### Document segment
_ _ _ _ _ _ _
I suppose I can do something like

find . -exec ls -l {} \;

and then pipe the result to awk to filter by file size. But shouldn't there be an easier way than this?

5 Answers 5

495
+50

Use:

find . -type f -size +4096c

to find files bigger than 4096 bytes.

And :

find . -type f -size -4096c

to find files smaller than 4096 bytes.

Notice the + and - difference after the size switch.

The -size switch explained:

-size n[cwbkMG]

    File uses n units of space. The following suffixes can be used:

    `b'    for 512-byte blocks (this is the default if no suffix  is
                                used)

    `c'    for bytes

    `w'    for two-byte words

    `k'    for Kilobytes       (units of 1024 bytes)

    `M'    for Megabytes    (units of 1048576 bytes)

    `G'    for Gigabytes (units of 1073741824 bytes)

    The size does not count indirect blocks, but it does count
    blocks in sparse files that are not actually allocated. Bear in
    mind that the `%k' and `%b' format specifiers of -printf handle
    sparse files differently. The `b' suffix always denotes
    512-byte blocks and never 1 Kilobyte blocks, which is different
    to the behaviour of -ls.
14
  • 13
    @Jay: From man find at the beginning of the "Tests" section: "Numeric arguments can be specified as +n for greater than n, -n for less than n, n for exactly n." Oct 29, 2010 at 2:14
  • 4
    The man page mentions it towards the top and describes that + and - can apply to all switches that take numeric ('n') arguments, including what + and - mean. (Search for TESTS in the man page to find the beginning of the section where this is described) Oct 29, 2010 at 2:24
  • 1
    @Dennis Williamson: weird, + and - work in OS X, but the man page doesn't have the TESTS section. In fact, it is missing a big chunk compared to your link, it's missing TESTs, ACTIONS, OPERATORS, among others. Oct 29, 2010 at 5:48
  • 1
    It appears the GNU version of the man page has the "Tests" section, but the BSD version does not. linuxmanpages.com/man1/find.1.php
    – Jay
    Oct 29, 2010 at 13:07
  • 8
    I just found out the BSD man pages do describe the +/- thing. Its way at the end of the "Primaries" section. -- All primaries which take a numeric argument allow the number to be preceded by a plus sign ( “+” ) or a minus sign ( “-” ) . A preceding plus sign means “more than n”, a preceding minus sign means “less than n” and neither means “exactly n”
_ _ _ _ _ _ _
### Extracted material
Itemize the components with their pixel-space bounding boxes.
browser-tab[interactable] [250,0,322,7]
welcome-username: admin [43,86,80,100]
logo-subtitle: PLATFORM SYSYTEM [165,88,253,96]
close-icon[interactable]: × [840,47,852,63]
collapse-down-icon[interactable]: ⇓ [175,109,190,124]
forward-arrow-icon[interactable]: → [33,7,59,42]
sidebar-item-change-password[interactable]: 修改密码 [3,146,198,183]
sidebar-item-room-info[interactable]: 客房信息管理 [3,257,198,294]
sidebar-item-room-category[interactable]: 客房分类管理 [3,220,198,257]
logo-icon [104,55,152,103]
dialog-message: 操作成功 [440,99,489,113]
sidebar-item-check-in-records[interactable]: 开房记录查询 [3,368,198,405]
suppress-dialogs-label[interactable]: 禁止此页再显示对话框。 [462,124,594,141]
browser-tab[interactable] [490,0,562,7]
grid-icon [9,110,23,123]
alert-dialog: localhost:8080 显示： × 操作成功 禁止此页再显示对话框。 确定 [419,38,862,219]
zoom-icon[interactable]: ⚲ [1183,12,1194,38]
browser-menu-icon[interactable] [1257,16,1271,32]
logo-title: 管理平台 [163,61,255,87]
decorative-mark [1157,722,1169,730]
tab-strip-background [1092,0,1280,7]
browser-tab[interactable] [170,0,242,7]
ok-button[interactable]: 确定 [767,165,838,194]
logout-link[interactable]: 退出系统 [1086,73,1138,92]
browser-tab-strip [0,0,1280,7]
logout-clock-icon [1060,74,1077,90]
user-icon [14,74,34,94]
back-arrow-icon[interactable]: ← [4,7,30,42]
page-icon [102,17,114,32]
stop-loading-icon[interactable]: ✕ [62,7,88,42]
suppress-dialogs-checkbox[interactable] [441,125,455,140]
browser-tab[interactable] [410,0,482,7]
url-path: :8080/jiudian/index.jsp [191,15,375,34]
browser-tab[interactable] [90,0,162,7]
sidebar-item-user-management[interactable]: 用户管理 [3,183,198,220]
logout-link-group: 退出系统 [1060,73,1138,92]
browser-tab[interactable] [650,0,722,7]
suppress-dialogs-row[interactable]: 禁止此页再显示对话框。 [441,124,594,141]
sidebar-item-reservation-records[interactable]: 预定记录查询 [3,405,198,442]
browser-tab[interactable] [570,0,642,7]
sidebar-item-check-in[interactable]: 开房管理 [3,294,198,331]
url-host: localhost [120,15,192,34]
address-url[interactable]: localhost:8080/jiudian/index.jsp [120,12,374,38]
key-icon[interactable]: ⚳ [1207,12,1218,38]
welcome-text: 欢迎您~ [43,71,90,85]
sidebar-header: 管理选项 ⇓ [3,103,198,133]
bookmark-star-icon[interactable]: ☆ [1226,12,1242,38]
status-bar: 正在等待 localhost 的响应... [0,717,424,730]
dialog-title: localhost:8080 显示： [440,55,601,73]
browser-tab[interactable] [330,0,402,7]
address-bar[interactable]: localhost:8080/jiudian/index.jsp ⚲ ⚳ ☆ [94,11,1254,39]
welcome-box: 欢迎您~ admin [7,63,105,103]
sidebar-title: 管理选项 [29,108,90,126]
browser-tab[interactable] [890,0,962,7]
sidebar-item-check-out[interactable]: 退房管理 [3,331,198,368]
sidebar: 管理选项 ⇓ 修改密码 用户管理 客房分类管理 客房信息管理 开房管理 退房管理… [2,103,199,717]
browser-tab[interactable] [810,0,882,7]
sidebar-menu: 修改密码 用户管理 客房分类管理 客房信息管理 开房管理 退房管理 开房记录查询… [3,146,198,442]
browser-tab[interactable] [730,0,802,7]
_ _ _ _ _ _ _
### Task goal
Answer these questions about the discussion of find's -size switch:
1. Which suffix makes -size count in bytes?
2. What unit does -size use when no suffix is given?
3. In which section of the BSD man pages is the meaning of + and - described?

### Reply to the task
1. The `c` suffix.
2. 512-byte blocks.
3. At the end of the "Primaries" section.